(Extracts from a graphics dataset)

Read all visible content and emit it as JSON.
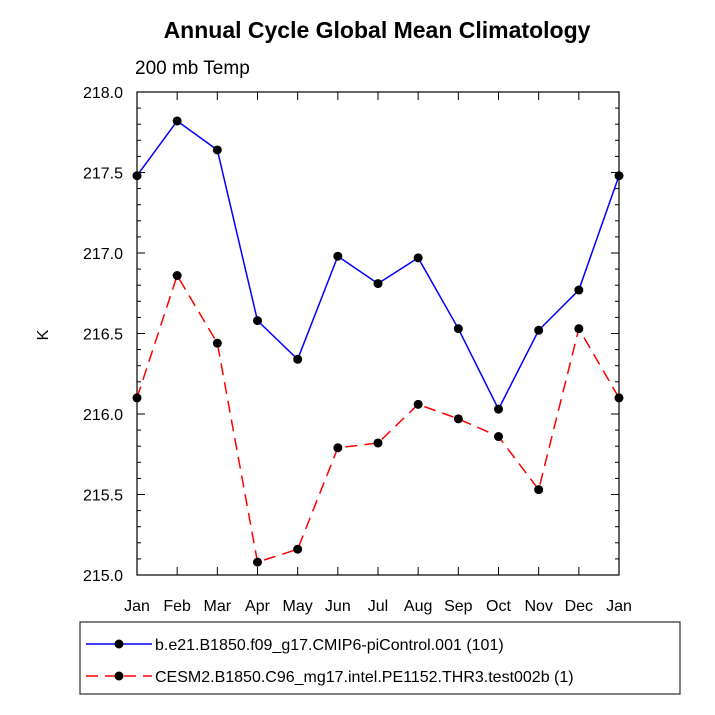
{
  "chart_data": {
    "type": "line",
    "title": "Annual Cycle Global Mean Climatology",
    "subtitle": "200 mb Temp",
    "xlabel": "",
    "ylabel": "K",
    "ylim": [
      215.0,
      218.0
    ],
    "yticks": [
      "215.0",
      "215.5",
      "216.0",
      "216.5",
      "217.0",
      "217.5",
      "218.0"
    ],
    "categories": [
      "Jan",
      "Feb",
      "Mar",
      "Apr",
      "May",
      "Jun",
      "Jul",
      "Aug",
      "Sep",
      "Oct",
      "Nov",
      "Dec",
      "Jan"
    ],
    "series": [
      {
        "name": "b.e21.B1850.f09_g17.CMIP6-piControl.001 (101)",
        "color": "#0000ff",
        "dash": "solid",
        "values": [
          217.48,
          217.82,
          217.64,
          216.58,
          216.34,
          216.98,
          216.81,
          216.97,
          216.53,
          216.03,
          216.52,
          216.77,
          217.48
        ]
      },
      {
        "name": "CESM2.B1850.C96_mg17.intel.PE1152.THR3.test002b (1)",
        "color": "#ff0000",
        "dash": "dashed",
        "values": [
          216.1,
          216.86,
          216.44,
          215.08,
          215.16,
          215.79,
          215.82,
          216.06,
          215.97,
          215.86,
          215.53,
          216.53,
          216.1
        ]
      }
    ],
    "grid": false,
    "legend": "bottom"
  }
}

EXERCISE | Repeat the records above exactly, omitting every picture.

THE RESPONSE |
Read all visible content and emit it as JSON.
{
  "chart_data": {
    "type": "line",
    "title": "Annual Cycle Global Mean Climatology",
    "subtitle": "200 mb Temp",
    "xlabel": "",
    "ylabel": "K",
    "ylim": [
      215.0,
      218.0
    ],
    "yticks": [
      "215.0",
      "215.5",
      "216.0",
      "216.5",
      "217.0",
      "217.5",
      "218.0"
    ],
    "categories": [
      "Jan",
      "Feb",
      "Mar",
      "Apr",
      "May",
      "Jun",
      "Jul",
      "Aug",
      "Sep",
      "Oct",
      "Nov",
      "Dec",
      "Jan"
    ],
    "series": [
      {
        "name": "b.e21.B1850.f09_g17.CMIP6-piControl.001 (101)",
        "color": "#0000ff",
        "dash": "solid",
        "values": [
          217.48,
          217.82,
          217.64,
          216.58,
          216.34,
          216.98,
          216.81,
          216.97,
          216.53,
          216.03,
          216.52,
          216.77,
          217.48
        ]
      },
      {
        "name": "CESM2.B1850.C96_mg17.intel.PE1152.THR3.test002b (1)",
        "color": "#ff0000",
        "dash": "dashed",
        "values": [
          216.1,
          216.86,
          216.44,
          215.08,
          215.16,
          215.79,
          215.82,
          216.06,
          215.97,
          215.86,
          215.53,
          216.53,
          216.1
        ]
      }
    ],
    "grid": false,
    "legend": "bottom"
  }
}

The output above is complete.